>> BEGIN Data supplied

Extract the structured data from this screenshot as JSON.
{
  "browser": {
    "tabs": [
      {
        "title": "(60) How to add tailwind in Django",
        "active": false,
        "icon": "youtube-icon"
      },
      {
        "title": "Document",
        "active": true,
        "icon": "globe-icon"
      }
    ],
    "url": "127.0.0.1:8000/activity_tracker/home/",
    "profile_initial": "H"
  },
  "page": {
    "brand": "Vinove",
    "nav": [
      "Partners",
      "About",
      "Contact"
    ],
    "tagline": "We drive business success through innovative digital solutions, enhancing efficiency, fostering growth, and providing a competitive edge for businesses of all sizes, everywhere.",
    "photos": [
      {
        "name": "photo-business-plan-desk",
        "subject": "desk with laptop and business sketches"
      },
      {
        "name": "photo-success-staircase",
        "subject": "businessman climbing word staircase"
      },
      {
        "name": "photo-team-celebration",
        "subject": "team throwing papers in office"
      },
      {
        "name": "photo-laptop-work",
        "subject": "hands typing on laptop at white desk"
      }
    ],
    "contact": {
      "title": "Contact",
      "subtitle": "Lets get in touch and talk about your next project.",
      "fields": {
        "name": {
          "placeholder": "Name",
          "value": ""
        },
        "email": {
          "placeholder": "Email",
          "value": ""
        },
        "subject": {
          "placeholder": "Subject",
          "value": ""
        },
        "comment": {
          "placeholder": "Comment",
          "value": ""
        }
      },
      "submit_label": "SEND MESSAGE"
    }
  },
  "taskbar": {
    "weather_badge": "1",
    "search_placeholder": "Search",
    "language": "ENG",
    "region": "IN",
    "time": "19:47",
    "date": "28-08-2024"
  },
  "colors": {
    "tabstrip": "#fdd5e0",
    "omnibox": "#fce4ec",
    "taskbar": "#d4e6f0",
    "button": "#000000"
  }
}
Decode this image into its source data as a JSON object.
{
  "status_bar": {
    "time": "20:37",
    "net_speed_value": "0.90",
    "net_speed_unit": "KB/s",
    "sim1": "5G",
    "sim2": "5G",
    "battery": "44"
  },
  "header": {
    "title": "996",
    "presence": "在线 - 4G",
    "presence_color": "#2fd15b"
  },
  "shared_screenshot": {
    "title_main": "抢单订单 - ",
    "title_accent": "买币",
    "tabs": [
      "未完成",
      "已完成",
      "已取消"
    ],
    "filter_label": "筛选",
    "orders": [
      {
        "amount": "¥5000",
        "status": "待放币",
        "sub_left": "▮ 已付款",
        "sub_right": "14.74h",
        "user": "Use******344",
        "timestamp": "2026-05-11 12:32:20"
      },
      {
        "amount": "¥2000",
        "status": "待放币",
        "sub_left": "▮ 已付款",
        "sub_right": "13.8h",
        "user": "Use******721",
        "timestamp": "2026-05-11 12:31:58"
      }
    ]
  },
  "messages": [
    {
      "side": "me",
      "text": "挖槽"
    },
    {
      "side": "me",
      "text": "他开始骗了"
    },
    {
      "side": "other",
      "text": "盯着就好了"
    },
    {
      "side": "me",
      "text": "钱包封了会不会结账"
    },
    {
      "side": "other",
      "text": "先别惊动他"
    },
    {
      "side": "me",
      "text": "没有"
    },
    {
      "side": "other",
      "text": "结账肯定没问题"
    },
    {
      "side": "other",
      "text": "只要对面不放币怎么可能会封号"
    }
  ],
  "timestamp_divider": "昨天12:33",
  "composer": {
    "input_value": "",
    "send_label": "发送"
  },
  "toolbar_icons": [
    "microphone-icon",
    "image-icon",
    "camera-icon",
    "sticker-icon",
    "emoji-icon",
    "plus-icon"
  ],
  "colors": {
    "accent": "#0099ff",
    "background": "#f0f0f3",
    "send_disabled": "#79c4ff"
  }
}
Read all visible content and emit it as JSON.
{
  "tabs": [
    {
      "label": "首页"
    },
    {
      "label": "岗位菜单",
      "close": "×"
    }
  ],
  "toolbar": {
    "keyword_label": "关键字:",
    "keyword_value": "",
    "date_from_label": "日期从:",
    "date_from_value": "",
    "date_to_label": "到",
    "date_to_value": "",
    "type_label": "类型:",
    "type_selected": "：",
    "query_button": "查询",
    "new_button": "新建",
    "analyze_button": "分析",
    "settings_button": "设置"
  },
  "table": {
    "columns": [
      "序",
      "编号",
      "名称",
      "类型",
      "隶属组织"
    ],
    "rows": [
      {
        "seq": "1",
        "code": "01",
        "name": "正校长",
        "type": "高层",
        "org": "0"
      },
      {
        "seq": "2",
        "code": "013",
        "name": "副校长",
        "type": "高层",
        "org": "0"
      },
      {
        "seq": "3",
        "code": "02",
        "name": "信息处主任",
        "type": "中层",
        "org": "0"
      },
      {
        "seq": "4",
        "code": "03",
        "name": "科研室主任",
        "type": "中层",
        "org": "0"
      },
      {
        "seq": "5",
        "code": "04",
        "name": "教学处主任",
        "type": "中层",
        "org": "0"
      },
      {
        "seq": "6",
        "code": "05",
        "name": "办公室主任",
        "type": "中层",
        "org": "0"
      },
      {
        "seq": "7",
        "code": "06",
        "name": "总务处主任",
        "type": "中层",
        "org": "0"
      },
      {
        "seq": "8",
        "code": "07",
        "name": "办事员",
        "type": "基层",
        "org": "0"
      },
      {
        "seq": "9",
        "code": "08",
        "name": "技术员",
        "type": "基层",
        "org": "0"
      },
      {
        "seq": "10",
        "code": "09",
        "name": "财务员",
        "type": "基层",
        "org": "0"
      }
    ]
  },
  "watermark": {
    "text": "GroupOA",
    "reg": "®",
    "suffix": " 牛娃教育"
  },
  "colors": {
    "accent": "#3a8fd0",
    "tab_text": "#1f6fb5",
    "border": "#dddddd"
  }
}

>> END Data supplied

Copy out every entry again, exactly as it was given.

Extract the structured data from this screenshot as JSON.
{
  "browser": {
    "tabs": [
      {
        "title": "(60) How to add tailwind in Django",
        "active": false,
        "icon": "youtube-icon"
      },
      {
        "title": "Document",
        "active": true,
        "icon": "globe-icon"
      }
    ],
    "url": "127.0.0.1:8000/activity_tracker/home/",
    "profile_initial": "H"
  },
  "page": {
    "brand": "Vinove",
    "nav": [
      "Partners",
      "About",
      "Contact"
    ],
    "tagline": "We drive business success through innovative digital solutions, enhancing efficiency, fostering growth, and providing a competitive edge for businesses of all sizes, everywhere.",
    "photos": [
      {
        "name": "photo-business-plan-desk",
        "subject": "desk with laptop and business sketches"
      },
      {
        "name": "photo-success-staircase",
        "subject": "businessman climbing word staircase"
      },
      {
        "name": "photo-team-celebration",
        "subject": "team throwing papers in office"
      },
      {
        "name": "photo-laptop-work",
        "subject": "hands typing on laptop at white desk"
      }
    ],
    "contact": {
      "title": "Contact",
      "subtitle": "Lets get in touch and talk about your next project.",
      "fields": {
        "name": {
          "placeholder": "Name",
          "value": ""
        },
        "email": {
          "placeholder": "Email",
          "value": ""
        },
        "subject": {
          "placeholder": "Subject",
          "value": ""
        },
        "comment": {
          "placeholder": "Comment",
          "value": ""
        }
      },
      "submit_label": "SEND MESSAGE"
    }
  },
  "taskbar": {
    "weather_badge": "1",
    "search_placeholder": "Search",
    "language": "ENG",
    "region": "IN",
    "time": "19:47",
    "date": "28-08-2024"
  },
  "colors": {
    "tabstrip": "#fdd5e0",
    "omnibox": "#fce4ec",
    "taskbar": "#d4e6f0",
    "button": "#000000"
  }
}
Decode this image into its source data as a JSON object.
{
  "status_bar": {
    "time": "20:37",
    "net_speed_value": "0.90",
    "net_speed_unit": "KB/s",
    "sim1": "5G",
    "sim2": "5G",
    "battery": "44"
  },
  "header": {
    "title": "996",
    "presence": "在线 - 4G",
    "presence_color": "#2fd15b"
  },
  "shared_screenshot": {
    "title_main": "抢单订单 - ",
    "title_accent": "买币",
    "tabs": [
      "未完成",
      "已完成",
      "已取消"
    ],
    "filter_label": "筛选",
    "orders": [
      {
        "amount": "¥5000",
        "status": "待放币",
        "sub_left": "▮ 已付款",
        "sub_right": "14.74h",
        "user": "Use******344",
        "timestamp": "2026-05-11 12:32:20"
      },
      {
        "amount": "¥2000",
        "status": "待放币",
        "sub_left": "▮ 已付款",
        "sub_right": "13.8h",
        "user": "Use******721",
        "timestamp": "2026-05-11 12:31:58"
      }
    ]
  },
  "messages": [
    {
      "side": "me",
      "text": "挖槽"
    },
    {
      "side": "me",
      "text": "他开始骗了"
    },
    {
      "side": "other",
      "text": "盯着就好了"
    },
    {
      "side": "me",
      "text": "钱包封了会不会结账"
    },
    {
      "side": "other",
      "text": "先别惊动他"
    },
    {
      "side": "me",
      "text": "没有"
    },
    {
      "side": "other",
      "text": "结账肯定没问题"
    },
    {
      "side": "other",
      "text": "只要对面不放币怎么可能会封号"
    }
  ],
  "timestamp_divider": "昨天12:33",
  "composer": {
    "input_value": "",
    "send_label": "发送"
  },
  "toolbar_icons": [
    "microphone-icon",
    "image-icon",
    "camera-icon",
    "sticker-icon",
    "emoji-icon",
    "plus-icon"
  ],
  "colors": {
    "accent": "#0099ff",
    "background": "#f0f0f3",
    "send_disabled": "#79c4ff"
  }
}
Read all visible content and emit it as JSON.
{
  "tabs": [
    {
      "label": "首页"
    },
    {
      "label": "岗位菜单",
      "close": "×"
    }
  ],
  "toolbar": {
    "keyword_label": "关键字:",
    "keyword_value": "",
    "date_from_label": "日期从:",
    "date_from_value": "",
    "date_to_label": "到",
    "date_to_value": "",
    "type_label": "类型:",
    "type_selected": "：",
    "query_button": "查询",
    "new_button": "新建",
    "analyze_button": "分析",
    "settings_button": "设置"
  },
  "table": {
    "columns": [
      "序",
      "编号",
      "名称",
      "类型",
      "隶属组织"
    ],
    "rows": [
      {
        "seq": "1",
        "code": "01",
        "name": "正校长",
        "type": "高层",
        "org": "0"
      },
      {
        "seq": "2",
        "code": "013",
        "name": "副校长",
        "type": "高层",
        "org": "0"
      },
      {
        "seq": "3",
        "code": "02",
        "name": "信息处主任",
        "type": "中层",
        "org": "0"
      },
      {
        "seq": "4",
        "code": "03",
        "name": "科研室主任",
        "type": "中层",
        "org": "0"
      },
      {
        "seq": "5",
        "code": "04",
        "name": "教学处主任",
        "type": "中层",
        "org": "0"
      },
      {
        "seq": "6",
        "code": "05",
        "name": "办公室主任",
        "type": "中层",
        "org": "0"
      },
      {
        "seq": "7",
        "code": "06",
        "name": "总务处主任",
        "type": "中层",
        "org": "0"
      },
      {
        "seq": "8",
        "code": "07",
        "name": "办事员",
        "type": "基层",
        "org": "0"
      },
      {
        "seq": "9",
        "code": "08",
        "name": "技术员",
        "type": "基层",
        "org": "0"
      },
      {
        "seq": "10",
        "code": "09",
        "name": "财务员",
        "type": "基层",
        "org": "0"
      }
    ]
  },
  "watermark": {
    "text": "GroupOA",
    "reg": "®",
    "suffix": " 牛娃教育"
  },
  "colors": {
    "accent": "#3a8fd0",
    "tab_text": "#1f6fb5",
    "border": "#dddddd"
  }
}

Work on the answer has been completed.